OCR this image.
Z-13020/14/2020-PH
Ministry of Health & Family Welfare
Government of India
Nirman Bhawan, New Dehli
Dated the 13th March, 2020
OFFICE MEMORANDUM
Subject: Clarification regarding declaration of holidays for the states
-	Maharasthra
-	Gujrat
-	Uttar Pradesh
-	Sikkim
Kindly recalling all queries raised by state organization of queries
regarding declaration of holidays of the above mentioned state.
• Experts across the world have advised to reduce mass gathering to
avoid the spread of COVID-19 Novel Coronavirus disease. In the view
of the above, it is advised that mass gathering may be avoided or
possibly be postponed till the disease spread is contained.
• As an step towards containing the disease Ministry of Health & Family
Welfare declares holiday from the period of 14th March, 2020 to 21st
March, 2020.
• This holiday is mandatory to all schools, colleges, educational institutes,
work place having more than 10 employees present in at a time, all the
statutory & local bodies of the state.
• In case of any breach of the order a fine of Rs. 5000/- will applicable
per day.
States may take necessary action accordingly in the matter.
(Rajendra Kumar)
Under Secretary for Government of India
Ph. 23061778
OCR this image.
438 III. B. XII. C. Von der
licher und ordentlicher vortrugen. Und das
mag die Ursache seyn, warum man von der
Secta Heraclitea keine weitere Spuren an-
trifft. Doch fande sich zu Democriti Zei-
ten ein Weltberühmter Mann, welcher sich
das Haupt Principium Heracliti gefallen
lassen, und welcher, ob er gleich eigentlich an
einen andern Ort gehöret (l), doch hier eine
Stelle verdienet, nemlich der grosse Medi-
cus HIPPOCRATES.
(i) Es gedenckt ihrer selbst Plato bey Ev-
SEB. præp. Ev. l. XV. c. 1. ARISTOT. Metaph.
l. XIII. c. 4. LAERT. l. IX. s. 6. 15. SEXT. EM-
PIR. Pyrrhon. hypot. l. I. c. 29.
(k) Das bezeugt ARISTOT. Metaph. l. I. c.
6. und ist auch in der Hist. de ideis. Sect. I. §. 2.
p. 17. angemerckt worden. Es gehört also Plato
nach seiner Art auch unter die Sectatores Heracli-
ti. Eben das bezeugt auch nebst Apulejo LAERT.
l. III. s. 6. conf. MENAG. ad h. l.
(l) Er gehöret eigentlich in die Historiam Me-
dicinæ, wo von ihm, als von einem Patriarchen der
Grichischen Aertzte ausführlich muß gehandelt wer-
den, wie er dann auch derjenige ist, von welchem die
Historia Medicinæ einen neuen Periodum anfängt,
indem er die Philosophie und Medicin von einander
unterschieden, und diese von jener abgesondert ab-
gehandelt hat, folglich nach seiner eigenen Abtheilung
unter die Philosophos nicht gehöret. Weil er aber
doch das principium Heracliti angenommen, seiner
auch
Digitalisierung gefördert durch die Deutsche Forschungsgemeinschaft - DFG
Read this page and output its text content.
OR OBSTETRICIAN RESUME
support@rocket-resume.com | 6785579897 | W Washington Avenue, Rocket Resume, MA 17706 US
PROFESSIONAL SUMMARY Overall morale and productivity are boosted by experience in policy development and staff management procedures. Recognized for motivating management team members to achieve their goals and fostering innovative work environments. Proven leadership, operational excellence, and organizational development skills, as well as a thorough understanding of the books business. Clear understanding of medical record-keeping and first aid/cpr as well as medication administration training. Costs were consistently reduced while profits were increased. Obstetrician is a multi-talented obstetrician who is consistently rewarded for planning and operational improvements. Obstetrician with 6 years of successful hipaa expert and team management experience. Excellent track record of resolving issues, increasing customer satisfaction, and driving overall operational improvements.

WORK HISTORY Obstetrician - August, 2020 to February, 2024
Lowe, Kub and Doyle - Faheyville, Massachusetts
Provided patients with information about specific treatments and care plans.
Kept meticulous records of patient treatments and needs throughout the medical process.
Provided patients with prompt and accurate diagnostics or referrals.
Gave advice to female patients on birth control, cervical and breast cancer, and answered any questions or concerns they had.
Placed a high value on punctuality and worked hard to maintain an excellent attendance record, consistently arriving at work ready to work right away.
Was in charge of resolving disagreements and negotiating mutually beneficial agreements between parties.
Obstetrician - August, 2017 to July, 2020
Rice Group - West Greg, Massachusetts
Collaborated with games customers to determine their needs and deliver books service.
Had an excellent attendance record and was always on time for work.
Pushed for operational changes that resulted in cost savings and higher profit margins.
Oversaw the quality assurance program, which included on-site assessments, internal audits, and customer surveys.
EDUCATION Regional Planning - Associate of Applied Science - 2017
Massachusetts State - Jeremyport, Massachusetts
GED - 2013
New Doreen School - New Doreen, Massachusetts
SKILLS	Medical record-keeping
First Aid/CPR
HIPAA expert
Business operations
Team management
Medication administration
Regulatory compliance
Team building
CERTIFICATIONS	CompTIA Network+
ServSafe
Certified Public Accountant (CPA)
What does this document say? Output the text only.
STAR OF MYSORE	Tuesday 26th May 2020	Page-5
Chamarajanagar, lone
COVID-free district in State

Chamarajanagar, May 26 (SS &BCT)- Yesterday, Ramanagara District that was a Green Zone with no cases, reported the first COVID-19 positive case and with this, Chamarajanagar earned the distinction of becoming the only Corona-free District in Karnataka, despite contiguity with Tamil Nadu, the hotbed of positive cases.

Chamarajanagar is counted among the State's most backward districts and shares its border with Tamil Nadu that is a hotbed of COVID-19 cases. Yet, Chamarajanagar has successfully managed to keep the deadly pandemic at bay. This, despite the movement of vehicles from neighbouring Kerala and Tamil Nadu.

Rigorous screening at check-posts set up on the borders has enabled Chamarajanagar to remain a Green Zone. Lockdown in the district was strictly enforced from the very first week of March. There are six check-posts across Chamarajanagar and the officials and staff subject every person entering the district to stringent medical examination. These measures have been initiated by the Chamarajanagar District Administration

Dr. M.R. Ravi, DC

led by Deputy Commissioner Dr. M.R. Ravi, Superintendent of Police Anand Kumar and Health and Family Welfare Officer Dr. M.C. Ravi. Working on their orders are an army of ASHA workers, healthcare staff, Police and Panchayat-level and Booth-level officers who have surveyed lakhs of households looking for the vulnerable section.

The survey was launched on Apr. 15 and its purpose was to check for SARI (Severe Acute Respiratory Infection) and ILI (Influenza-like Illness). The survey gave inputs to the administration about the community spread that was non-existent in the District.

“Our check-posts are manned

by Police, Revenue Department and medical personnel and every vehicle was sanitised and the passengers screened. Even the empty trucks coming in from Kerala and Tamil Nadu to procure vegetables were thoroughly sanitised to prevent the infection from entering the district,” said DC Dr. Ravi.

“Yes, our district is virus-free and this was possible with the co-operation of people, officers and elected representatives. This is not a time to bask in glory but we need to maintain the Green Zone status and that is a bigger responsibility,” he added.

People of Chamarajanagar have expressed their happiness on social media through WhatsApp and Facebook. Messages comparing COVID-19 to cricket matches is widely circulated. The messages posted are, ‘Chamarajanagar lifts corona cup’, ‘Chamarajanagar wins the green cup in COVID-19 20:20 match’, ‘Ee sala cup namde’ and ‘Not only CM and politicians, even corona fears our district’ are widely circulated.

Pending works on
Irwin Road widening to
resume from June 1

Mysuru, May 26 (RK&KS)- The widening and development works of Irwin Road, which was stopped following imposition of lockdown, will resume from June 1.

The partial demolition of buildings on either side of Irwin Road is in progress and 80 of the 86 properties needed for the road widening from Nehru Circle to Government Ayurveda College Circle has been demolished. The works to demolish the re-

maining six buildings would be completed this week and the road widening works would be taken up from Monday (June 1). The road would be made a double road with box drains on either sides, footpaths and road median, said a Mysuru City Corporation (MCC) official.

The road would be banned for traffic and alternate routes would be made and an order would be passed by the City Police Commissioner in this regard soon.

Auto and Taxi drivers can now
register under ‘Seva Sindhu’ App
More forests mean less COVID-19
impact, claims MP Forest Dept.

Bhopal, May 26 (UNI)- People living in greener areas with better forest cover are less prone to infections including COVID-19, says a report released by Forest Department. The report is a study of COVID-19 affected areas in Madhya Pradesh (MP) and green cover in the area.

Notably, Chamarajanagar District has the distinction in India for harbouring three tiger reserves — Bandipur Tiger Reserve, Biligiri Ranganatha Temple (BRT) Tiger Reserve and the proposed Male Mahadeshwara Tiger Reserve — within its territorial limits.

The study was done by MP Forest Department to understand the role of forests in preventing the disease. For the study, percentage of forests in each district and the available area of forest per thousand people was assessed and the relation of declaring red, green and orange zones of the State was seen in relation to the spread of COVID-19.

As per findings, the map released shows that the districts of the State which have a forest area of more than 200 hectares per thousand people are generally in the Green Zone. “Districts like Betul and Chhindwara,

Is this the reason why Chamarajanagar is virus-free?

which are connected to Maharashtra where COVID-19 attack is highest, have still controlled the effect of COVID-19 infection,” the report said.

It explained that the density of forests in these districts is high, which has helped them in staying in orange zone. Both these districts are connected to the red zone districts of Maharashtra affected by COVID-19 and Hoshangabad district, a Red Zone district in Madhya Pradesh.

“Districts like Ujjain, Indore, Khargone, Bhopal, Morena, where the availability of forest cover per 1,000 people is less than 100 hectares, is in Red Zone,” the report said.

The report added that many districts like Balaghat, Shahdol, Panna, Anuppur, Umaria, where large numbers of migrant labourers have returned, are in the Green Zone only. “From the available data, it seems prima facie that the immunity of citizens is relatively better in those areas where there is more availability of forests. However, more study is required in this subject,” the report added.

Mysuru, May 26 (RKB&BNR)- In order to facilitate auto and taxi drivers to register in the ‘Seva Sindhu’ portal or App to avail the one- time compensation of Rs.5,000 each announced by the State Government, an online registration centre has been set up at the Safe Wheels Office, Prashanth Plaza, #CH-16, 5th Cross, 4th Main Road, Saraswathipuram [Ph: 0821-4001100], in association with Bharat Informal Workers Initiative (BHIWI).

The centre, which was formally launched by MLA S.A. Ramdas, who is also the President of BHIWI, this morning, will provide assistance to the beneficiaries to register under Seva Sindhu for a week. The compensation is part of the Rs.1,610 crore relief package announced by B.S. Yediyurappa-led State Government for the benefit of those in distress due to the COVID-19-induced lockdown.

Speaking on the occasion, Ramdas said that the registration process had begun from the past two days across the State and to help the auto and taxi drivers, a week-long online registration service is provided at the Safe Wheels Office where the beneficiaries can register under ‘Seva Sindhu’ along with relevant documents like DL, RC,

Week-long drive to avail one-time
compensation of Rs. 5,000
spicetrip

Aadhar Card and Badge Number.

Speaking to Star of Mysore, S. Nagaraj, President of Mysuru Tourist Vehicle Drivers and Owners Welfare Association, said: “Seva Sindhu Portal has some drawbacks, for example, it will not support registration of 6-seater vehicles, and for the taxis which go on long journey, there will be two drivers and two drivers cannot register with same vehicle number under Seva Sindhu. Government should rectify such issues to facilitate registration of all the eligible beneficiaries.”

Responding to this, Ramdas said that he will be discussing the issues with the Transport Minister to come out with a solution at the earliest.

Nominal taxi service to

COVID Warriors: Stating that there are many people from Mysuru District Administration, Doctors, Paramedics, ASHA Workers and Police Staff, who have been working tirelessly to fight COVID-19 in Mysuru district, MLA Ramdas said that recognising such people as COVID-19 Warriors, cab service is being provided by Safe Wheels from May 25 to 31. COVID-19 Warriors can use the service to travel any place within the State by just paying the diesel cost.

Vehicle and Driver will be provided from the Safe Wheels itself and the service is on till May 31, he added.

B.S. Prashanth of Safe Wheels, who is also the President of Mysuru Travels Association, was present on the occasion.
§ §
# [What the task asks]
Each line of the data that holds "thousand" should be copied.

# [Written response]
The study was done by MP Forest Department to understand the role of forests in preventing the disease. For the study, percentage of forests in each district and the available area of forest per thousand people was assessed and the relation of declaring red, green and orange zones of the State was seen in relation to the spread of COVID-19.
As per findings, the map released shows that the districts of the State which have a forest area of more than 200 hectares per thousand people are generally in the Green Zone. “Districts like Betul and Chhindwara,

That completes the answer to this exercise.